** start ENTRIES **

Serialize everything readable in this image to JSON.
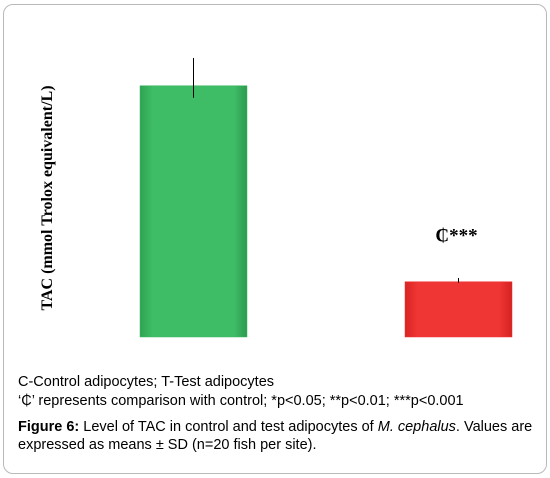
{
  "chart_data": {
    "type": "bar",
    "ylabel": "TAC (mmol Trolox equivalent/L)",
    "categories": [
      "",
      ""
    ],
    "values": [
      100,
      22
    ],
    "errors": [
      11,
      1.5
    ],
    "bar_colors": [
      "#3db864",
      "#ef3332"
    ],
    "ylim": [
      0,
      115
    ],
    "annotations": [
      "",
      "₵***"
    ],
    "grid": false
  },
  "notes": {
    "line1": "C-Control adipocytes; T-Test adipocytes",
    "line2": "‘₵’ represents comparison with control; *p<0.05; **p<0.01; ***p<0.001"
  },
  "caption": {
    "label": "Figure 6:",
    "text_before": " Level of TAC in control and test adipocytes of ",
    "species": "M. cephalus",
    "text_after": ". Values are expressed as means ± SD (n=20 fish per site)."
  }
}
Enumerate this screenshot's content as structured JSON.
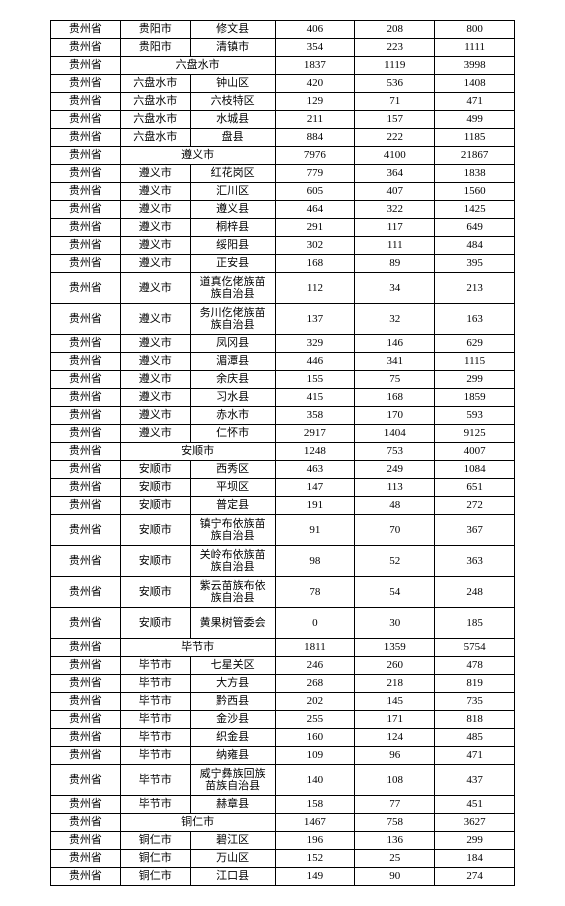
{
  "rows": [
    [
      "贵州省",
      "贵阳市",
      "修文县",
      "406",
      "208",
      "800"
    ],
    [
      "贵州省",
      "贵阳市",
      "清镇市",
      "354",
      "223",
      "1111"
    ],
    [
      "贵州省",
      "六盘水市",
      "",
      "1837",
      "1119",
      "3998"
    ],
    [
      "贵州省",
      "六盘水市",
      "钟山区",
      "420",
      "536",
      "1408"
    ],
    [
      "贵州省",
      "六盘水市",
      "六枝特区",
      "129",
      "71",
      "471"
    ],
    [
      "贵州省",
      "六盘水市",
      "水城县",
      "211",
      "157",
      "499"
    ],
    [
      "贵州省",
      "六盘水市",
      "盘县",
      "884",
      "222",
      "1185"
    ],
    [
      "贵州省",
      "遵义市",
      "",
      "7976",
      "4100",
      "21867"
    ],
    [
      "贵州省",
      "遵义市",
      "红花岗区",
      "779",
      "364",
      "1838"
    ],
    [
      "贵州省",
      "遵义市",
      "汇川区",
      "605",
      "407",
      "1560"
    ],
    [
      "贵州省",
      "遵义市",
      "遵义县",
      "464",
      "322",
      "1425"
    ],
    [
      "贵州省",
      "遵义市",
      "桐梓县",
      "291",
      "117",
      "649"
    ],
    [
      "贵州省",
      "遵义市",
      "绥阳县",
      "302",
      "111",
      "484"
    ],
    [
      "贵州省",
      "遵义市",
      "正安县",
      "168",
      "89",
      "395"
    ],
    [
      "贵州省",
      "遵义市",
      "道真仡佬族苗族自治县",
      "112",
      "34",
      "213"
    ],
    [
      "贵州省",
      "遵义市",
      "务川仡佬族苗族自治县",
      "137",
      "32",
      "163"
    ],
    [
      "贵州省",
      "遵义市",
      "凤冈县",
      "329",
      "146",
      "629"
    ],
    [
      "贵州省",
      "遵义市",
      "湄潭县",
      "446",
      "341",
      "1115"
    ],
    [
      "贵州省",
      "遵义市",
      "余庆县",
      "155",
      "75",
      "299"
    ],
    [
      "贵州省",
      "遵义市",
      "习水县",
      "415",
      "168",
      "1859"
    ],
    [
      "贵州省",
      "遵义市",
      "赤水市",
      "358",
      "170",
      "593"
    ],
    [
      "贵州省",
      "遵义市",
      "仁怀市",
      "2917",
      "1404",
      "9125"
    ],
    [
      "贵州省",
      "安顺市",
      "",
      "1248",
      "753",
      "4007"
    ],
    [
      "贵州省",
      "安顺市",
      "西秀区",
      "463",
      "249",
      "1084"
    ],
    [
      "贵州省",
      "安顺市",
      "平坝区",
      "147",
      "113",
      "651"
    ],
    [
      "贵州省",
      "安顺市",
      "普定县",
      "191",
      "48",
      "272"
    ],
    [
      "贵州省",
      "安顺市",
      "镇宁布依族苗族自治县",
      "91",
      "70",
      "367"
    ],
    [
      "贵州省",
      "安顺市",
      "关岭布依族苗族自治县",
      "98",
      "52",
      "363"
    ],
    [
      "贵州省",
      "安顺市",
      "紫云苗族布依族自治县",
      "78",
      "54",
      "248"
    ],
    [
      "贵州省",
      "安顺市",
      "黄果树管委会",
      "0",
      "30",
      "185"
    ],
    [
      "贵州省",
      "毕节市",
      "",
      "1811",
      "1359",
      "5754"
    ],
    [
      "贵州省",
      "毕节市",
      "七星关区",
      "246",
      "260",
      "478"
    ],
    [
      "贵州省",
      "毕节市",
      "大方县",
      "268",
      "218",
      "819"
    ],
    [
      "贵州省",
      "毕节市",
      "黔西县",
      "202",
      "145",
      "735"
    ],
    [
      "贵州省",
      "毕节市",
      "金沙县",
      "255",
      "171",
      "818"
    ],
    [
      "贵州省",
      "毕节市",
      "织金县",
      "160",
      "124",
      "485"
    ],
    [
      "贵州省",
      "毕节市",
      "纳雍县",
      "109",
      "96",
      "471"
    ],
    [
      "贵州省",
      "毕节市",
      "威宁彝族回族苗族自治县",
      "140",
      "108",
      "437"
    ],
    [
      "贵州省",
      "毕节市",
      "赫章县",
      "158",
      "77",
      "451"
    ],
    [
      "贵州省",
      "铜仁市",
      "",
      "1467",
      "758",
      "3627"
    ],
    [
      "贵州省",
      "铜仁市",
      "碧江区",
      "196",
      "136",
      "299"
    ],
    [
      "贵州省",
      "铜仁市",
      "万山区",
      "152",
      "25",
      "184"
    ],
    [
      "贵州省",
      "铜仁市",
      "江口县",
      "149",
      "90",
      "274"
    ]
  ],
  "spans": {
    "2": true,
    "7": true,
    "22": true,
    "30": true,
    "39": true
  },
  "tall": {
    "14": true,
    "15": true,
    "26": true,
    "27": true,
    "28": true,
    "29": true,
    "37": true
  }
}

** end ENTRIES **

Can you repeat every record above exactly, apart from the pictures?

Serialize everything readable in this image to JSON.
{
  "chart_data": {
    "type": "bar",
    "ylabel": "TAC (mmol Trolox equivalent/L)",
    "categories": [
      "",
      ""
    ],
    "values": [
      100,
      22
    ],
    "errors": [
      11,
      1.5
    ],
    "bar_colors": [
      "#3db864",
      "#ef3332"
    ],
    "ylim": [
      0,
      115
    ],
    "annotations": [
      "",
      "₵***"
    ],
    "grid": false
  },
  "notes": {
    "line1": "C-Control adipocytes; T-Test adipocytes",
    "line2": "‘₵’ represents comparison with control; *p<0.05; **p<0.01; ***p<0.001"
  },
  "caption": {
    "label": "Figure 6:",
    "text_before": " Level of TAC in control and test adipocytes of ",
    "species": "M. cephalus",
    "text_after": ". Values are expressed as means ± SD (n=20 fish per site)."
  }
}
Enumerate this screenshot's content as structured JSON.
{
  "rows": [
    [
      "贵州省",
      "贵阳市",
      "修文县",
      "406",
      "208",
      "800"
    ],
    [
      "贵州省",
      "贵阳市",
      "清镇市",
      "354",
      "223",
      "1111"
    ],
    [
      "贵州省",
      "六盘水市",
      "",
      "1837",
      "1119",
      "3998"
    ],
    [
      "贵州省",
      "六盘水市",
      "钟山区",
      "420",
      "536",
      "1408"
    ],
    [
      "贵州省",
      "六盘水市",
      "六枝特区",
      "129",
      "71",
      "471"
    ],
    [
      "贵州省",
      "六盘水市",
      "水城县",
      "211",
      "157",
      "499"
    ],
    [
      "贵州省",
      "六盘水市",
      "盘县",
      "884",
      "222",
      "1185"
    ],
    [
      "贵州省",
      "遵义市",
      "",
      "7976",
      "4100",
      "21867"
    ],
    [
      "贵州省",
      "遵义市",
      "红花岗区",
      "779",
      "364",
      "1838"
    ],
    [
      "贵州省",
      "遵义市",
      "汇川区",
      "605",
      "407",
      "1560"
    ],
    [
      "贵州省",
      "遵义市",
      "遵义县",
      "464",
      "322",
      "1425"
    ],
    [
      "贵州省",
      "遵义市",
      "桐梓县",
      "291",
      "117",
      "649"
    ],
    [
      "贵州省",
      "遵义市",
      "绥阳县",
      "302",
      "111",
      "484"
    ],
    [
      "贵州省",
      "遵义市",
      "正安县",
      "168",
      "89",
      "395"
    ],
    [
      "贵州省",
      "遵义市",
      "道真仡佬族苗族自治县",
      "112",
      "34",
      "213"
    ],
    [
      "贵州省",
      "遵义市",
      "务川仡佬族苗族自治县",
      "137",
      "32",
      "163"
    ],
    [
      "贵州省",
      "遵义市",
      "凤冈县",
      "329",
      "146",
      "629"
    ],
    [
      "贵州省",
      "遵义市",
      "湄潭县",
      "446",
      "341",
      "1115"
    ],
    [
      "贵州省",
      "遵义市",
      "余庆县",
      "155",
      "75",
      "299"
    ],
    [
      "贵州省",
      "遵义市",
      "习水县",
      "415",
      "168",
      "1859"
    ],
    [
      "贵州省",
      "遵义市",
      "赤水市",
      "358",
      "170",
      "593"
    ],
    [
      "贵州省",
      "遵义市",
      "仁怀市",
      "2917",
      "1404",
      "9125"
    ],
    [
      "贵州省",
      "安顺市",
      "",
      "1248",
      "753",
      "4007"
    ],
    [
      "贵州省",
      "安顺市",
      "西秀区",
      "463",
      "249",
      "1084"
    ],
    [
      "贵州省",
      "安顺市",
      "平坝区",
      "147",
      "113",
      "651"
    ],
    [
      "贵州省",
      "安顺市",
      "普定县",
      "191",
      "48",
      "272"
    ],
    [
      "贵州省",
      "安顺市",
      "镇宁布依族苗族自治县",
      "91",
      "70",
      "367"
    ],
    [
      "贵州省",
      "安顺市",
      "关岭布依族苗族自治县",
      "98",
      "52",
      "363"
    ],
    [
      "贵州省",
      "安顺市",
      "紫云苗族布依族自治县",
      "78",
      "54",
      "248"
    ],
    [
      "贵州省",
      "安顺市",
      "黄果树管委会",
      "0",
      "30",
      "185"
    ],
    [
      "贵州省",
      "毕节市",
      "",
      "1811",
      "1359",
      "5754"
    ],
    [
      "贵州省",
      "毕节市",
      "七星关区",
      "246",
      "260",
      "478"
    ],
    [
      "贵州省",
      "毕节市",
      "大方县",
      "268",
      "218",
      "819"
    ],
    [
      "贵州省",
      "毕节市",
      "黔西县",
      "202",
      "145",
      "735"
    ],
    [
      "贵州省",
      "毕节市",
      "金沙县",
      "255",
      "171",
      "818"
    ],
    [
      "贵州省",
      "毕节市",
      "织金县",
      "160",
      "124",
      "485"
    ],
    [
      "贵州省",
      "毕节市",
      "纳雍县",
      "109",
      "96",
      "471"
    ],
    [
      "贵州省",
      "毕节市",
      "威宁彝族回族苗族自治县",
      "140",
      "108",
      "437"
    ],
    [
      "贵州省",
      "毕节市",
      "赫章县",
      "158",
      "77",
      "451"
    ],
    [
      "贵州省",
      "铜仁市",
      "",
      "1467",
      "758",
      "3627"
    ],
    [
      "贵州省",
      "铜仁市",
      "碧江区",
      "196",
      "136",
      "299"
    ],
    [
      "贵州省",
      "铜仁市",
      "万山区",
      "152",
      "25",
      "184"
    ],
    [
      "贵州省",
      "铜仁市",
      "江口县",
      "149",
      "90",
      "274"
    ]
  ],
  "spans": {
    "2": true,
    "7": true,
    "22": true,
    "30": true,
    "39": true
  },
  "tall": {
    "14": true,
    "15": true,
    "26": true,
    "27": true,
    "28": true,
    "29": true,
    "37": true
  }
}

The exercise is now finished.